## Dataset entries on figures
Begin

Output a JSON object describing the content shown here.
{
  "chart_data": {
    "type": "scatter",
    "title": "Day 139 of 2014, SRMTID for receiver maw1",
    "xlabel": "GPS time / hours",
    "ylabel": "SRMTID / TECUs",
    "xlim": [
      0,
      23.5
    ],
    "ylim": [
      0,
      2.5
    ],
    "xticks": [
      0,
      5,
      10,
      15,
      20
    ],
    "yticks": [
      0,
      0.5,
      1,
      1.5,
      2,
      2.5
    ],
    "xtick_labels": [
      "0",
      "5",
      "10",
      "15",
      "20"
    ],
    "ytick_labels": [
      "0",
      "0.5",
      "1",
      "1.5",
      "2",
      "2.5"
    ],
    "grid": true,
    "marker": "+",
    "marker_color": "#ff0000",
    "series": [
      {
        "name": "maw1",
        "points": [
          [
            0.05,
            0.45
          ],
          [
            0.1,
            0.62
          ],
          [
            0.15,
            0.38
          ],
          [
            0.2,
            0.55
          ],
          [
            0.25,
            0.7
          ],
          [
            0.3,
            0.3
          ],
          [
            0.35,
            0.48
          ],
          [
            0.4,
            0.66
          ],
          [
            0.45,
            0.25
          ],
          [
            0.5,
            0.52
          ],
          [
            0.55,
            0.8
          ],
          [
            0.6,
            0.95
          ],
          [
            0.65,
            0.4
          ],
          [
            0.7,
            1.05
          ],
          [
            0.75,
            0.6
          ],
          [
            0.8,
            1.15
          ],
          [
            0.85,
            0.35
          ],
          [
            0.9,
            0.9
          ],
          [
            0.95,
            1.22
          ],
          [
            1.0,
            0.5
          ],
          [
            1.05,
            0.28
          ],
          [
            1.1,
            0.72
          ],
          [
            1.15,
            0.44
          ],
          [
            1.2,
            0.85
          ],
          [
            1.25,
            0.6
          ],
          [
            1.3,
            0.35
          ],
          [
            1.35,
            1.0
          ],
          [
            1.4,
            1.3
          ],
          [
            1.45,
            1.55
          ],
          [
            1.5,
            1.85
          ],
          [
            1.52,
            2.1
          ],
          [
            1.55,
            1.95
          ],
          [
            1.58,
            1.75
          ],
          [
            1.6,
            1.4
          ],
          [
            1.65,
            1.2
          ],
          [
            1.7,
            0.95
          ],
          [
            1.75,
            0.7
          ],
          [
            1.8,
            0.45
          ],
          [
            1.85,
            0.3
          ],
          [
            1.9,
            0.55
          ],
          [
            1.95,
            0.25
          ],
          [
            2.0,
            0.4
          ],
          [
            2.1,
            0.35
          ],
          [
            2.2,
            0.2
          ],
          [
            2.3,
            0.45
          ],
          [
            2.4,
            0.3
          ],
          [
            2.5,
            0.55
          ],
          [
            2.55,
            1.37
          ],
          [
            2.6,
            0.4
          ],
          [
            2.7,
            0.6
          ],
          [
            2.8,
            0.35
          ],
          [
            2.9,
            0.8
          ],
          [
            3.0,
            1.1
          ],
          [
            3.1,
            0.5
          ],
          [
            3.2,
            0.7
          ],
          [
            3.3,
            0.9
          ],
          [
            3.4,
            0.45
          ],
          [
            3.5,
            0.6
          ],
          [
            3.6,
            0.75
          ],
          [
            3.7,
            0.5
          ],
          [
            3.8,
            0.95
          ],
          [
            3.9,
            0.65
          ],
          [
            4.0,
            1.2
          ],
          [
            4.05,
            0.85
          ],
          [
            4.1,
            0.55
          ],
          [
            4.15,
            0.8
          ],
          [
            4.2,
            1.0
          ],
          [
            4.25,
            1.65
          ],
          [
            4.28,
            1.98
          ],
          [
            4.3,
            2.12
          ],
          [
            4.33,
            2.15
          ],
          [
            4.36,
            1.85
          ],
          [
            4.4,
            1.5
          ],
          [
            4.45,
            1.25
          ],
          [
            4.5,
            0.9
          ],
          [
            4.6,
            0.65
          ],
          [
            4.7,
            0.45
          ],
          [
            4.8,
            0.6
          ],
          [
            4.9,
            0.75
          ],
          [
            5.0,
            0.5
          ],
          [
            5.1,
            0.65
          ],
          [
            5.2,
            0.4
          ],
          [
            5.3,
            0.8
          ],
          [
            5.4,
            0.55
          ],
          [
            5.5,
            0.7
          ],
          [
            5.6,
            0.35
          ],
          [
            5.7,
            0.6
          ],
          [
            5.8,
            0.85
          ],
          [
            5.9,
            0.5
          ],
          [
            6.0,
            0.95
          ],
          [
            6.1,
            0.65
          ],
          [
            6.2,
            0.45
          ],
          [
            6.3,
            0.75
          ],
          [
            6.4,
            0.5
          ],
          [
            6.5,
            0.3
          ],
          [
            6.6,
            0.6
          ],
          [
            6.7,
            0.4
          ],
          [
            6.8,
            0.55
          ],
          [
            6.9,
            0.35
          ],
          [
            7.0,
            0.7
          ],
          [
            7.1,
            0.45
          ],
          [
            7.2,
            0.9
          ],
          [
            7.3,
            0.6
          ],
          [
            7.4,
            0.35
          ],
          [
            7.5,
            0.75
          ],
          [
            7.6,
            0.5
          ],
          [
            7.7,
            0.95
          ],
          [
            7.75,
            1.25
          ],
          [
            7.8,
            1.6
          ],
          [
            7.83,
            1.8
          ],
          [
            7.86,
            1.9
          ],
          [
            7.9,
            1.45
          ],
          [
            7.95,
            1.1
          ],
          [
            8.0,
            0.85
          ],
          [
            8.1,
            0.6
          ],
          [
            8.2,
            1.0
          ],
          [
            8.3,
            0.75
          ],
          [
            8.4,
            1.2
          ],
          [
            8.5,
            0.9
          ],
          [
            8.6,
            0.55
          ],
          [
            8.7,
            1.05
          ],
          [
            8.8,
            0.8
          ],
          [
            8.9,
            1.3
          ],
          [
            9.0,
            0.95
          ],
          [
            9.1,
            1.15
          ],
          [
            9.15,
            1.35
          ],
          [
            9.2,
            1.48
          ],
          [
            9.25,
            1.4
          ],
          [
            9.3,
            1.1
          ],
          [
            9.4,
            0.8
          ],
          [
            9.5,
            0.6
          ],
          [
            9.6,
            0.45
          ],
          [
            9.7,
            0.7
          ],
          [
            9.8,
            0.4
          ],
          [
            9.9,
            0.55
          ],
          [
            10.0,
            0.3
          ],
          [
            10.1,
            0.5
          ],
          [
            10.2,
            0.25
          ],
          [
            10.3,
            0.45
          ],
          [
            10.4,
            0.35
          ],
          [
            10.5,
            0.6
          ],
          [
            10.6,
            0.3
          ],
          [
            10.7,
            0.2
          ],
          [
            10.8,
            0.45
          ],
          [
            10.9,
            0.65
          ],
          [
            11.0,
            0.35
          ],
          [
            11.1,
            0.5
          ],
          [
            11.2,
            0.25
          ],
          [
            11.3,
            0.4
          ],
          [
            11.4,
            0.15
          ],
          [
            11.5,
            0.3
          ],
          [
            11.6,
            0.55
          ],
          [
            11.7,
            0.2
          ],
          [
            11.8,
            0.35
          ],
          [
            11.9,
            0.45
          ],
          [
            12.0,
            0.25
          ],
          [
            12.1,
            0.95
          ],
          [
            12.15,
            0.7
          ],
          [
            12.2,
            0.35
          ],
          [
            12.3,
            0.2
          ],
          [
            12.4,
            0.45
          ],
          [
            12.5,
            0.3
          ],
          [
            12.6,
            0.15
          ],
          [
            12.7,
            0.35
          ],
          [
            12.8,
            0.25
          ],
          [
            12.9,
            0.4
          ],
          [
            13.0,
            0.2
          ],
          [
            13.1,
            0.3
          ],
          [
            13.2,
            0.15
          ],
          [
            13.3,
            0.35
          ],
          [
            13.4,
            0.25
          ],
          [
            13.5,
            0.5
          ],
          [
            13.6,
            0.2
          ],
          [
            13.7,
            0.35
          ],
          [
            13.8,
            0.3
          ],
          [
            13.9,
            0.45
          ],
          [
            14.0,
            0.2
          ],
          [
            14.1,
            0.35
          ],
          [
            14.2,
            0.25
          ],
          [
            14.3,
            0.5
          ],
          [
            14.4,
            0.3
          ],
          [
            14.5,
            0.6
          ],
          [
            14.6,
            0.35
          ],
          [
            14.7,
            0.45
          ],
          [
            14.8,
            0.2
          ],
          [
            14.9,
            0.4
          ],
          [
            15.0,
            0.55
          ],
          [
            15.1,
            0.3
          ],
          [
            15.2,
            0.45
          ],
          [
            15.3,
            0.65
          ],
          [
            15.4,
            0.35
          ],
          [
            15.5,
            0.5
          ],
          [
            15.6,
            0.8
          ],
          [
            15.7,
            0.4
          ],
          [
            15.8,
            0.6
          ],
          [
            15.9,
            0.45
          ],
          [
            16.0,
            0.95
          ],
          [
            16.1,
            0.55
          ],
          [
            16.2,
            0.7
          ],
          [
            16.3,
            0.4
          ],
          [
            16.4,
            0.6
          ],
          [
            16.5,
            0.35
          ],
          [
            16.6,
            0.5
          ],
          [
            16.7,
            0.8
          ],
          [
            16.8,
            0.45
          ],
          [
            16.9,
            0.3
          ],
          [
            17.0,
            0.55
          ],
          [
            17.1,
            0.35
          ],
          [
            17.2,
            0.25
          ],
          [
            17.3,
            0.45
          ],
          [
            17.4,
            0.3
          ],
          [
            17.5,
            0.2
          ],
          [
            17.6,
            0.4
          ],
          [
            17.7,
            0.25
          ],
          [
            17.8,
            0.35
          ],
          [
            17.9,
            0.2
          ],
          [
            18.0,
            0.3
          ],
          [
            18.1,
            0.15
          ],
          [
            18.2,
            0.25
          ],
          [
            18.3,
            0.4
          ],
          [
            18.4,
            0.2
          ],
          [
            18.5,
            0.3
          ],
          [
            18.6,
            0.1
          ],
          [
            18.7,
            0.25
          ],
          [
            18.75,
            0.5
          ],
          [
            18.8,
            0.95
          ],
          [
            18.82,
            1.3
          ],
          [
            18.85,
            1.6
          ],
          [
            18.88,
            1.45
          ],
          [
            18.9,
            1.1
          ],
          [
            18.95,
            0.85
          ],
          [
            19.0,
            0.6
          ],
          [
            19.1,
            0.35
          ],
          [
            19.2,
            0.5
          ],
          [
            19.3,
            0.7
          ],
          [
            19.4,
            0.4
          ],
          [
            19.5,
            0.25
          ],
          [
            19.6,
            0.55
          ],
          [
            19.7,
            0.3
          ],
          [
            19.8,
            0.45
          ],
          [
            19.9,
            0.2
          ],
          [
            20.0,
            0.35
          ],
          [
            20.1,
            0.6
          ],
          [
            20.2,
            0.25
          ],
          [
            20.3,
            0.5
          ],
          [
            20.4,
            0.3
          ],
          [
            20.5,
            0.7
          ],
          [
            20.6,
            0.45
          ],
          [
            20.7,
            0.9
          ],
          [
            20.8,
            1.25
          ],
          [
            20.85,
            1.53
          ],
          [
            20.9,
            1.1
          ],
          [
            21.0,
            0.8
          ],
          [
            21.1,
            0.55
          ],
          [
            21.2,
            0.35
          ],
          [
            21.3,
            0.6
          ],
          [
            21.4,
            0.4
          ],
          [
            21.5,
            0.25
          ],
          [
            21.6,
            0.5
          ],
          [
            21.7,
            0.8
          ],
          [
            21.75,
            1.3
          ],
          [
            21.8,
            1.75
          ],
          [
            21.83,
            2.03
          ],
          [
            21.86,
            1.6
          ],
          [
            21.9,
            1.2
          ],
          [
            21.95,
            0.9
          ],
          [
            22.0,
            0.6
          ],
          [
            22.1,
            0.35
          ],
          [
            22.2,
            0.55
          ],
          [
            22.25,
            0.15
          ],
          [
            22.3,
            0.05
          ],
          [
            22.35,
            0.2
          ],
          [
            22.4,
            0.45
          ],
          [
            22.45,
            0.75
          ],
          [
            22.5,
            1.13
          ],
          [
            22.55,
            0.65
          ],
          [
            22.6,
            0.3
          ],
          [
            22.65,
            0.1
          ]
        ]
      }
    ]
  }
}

End

## What is asked
Check each line of the records above for the string "SRMTID", and report every line that has it.

## The response
    "title": "Day 139 of 2014, SRMTID for receiver maw1",
    "ylabel": "SRMTID / TECUs",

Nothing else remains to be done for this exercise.